▼
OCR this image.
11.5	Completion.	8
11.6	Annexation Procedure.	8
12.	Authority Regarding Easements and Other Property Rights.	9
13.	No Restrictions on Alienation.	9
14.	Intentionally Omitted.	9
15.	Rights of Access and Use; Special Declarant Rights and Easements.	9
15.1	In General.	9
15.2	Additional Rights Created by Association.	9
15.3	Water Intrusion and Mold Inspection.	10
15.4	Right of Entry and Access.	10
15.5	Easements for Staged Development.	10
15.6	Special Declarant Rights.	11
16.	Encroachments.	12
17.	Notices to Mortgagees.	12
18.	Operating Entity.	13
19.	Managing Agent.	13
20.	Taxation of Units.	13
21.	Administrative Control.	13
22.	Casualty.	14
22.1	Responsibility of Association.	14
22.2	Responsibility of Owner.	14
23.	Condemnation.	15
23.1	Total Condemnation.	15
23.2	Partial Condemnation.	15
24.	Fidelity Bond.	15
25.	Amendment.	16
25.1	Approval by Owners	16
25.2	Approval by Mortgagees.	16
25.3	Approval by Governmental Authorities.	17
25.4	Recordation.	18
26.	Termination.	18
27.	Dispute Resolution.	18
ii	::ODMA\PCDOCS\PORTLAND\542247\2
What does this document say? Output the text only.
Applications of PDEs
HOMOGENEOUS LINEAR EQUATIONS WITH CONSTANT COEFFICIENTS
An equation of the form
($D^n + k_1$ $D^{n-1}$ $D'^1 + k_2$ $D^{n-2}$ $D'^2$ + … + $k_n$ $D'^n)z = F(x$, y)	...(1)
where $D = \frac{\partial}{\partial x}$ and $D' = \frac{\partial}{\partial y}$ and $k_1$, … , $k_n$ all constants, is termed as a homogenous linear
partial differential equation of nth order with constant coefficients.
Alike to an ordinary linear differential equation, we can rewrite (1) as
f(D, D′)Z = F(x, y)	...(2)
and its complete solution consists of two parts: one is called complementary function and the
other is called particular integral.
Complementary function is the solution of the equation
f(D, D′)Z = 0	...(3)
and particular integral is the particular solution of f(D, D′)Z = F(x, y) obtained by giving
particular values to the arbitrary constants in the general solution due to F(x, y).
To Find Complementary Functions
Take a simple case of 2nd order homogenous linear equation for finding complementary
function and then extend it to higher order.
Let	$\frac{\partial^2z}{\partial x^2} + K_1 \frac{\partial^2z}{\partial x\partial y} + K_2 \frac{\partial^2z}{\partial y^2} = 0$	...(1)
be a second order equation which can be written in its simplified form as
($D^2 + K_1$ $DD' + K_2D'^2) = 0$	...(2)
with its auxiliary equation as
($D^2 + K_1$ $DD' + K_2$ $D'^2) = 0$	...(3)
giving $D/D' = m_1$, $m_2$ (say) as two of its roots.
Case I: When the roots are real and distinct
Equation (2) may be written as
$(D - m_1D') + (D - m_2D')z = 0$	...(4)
▲
**What the task requires**
Scan the material above. Extract every line in which the word "differential" occurs.

**Task result**
partial differential equation of nth order with constant coefficients.
Alike to an ordinary linear differential equation, we can rewrite (1) as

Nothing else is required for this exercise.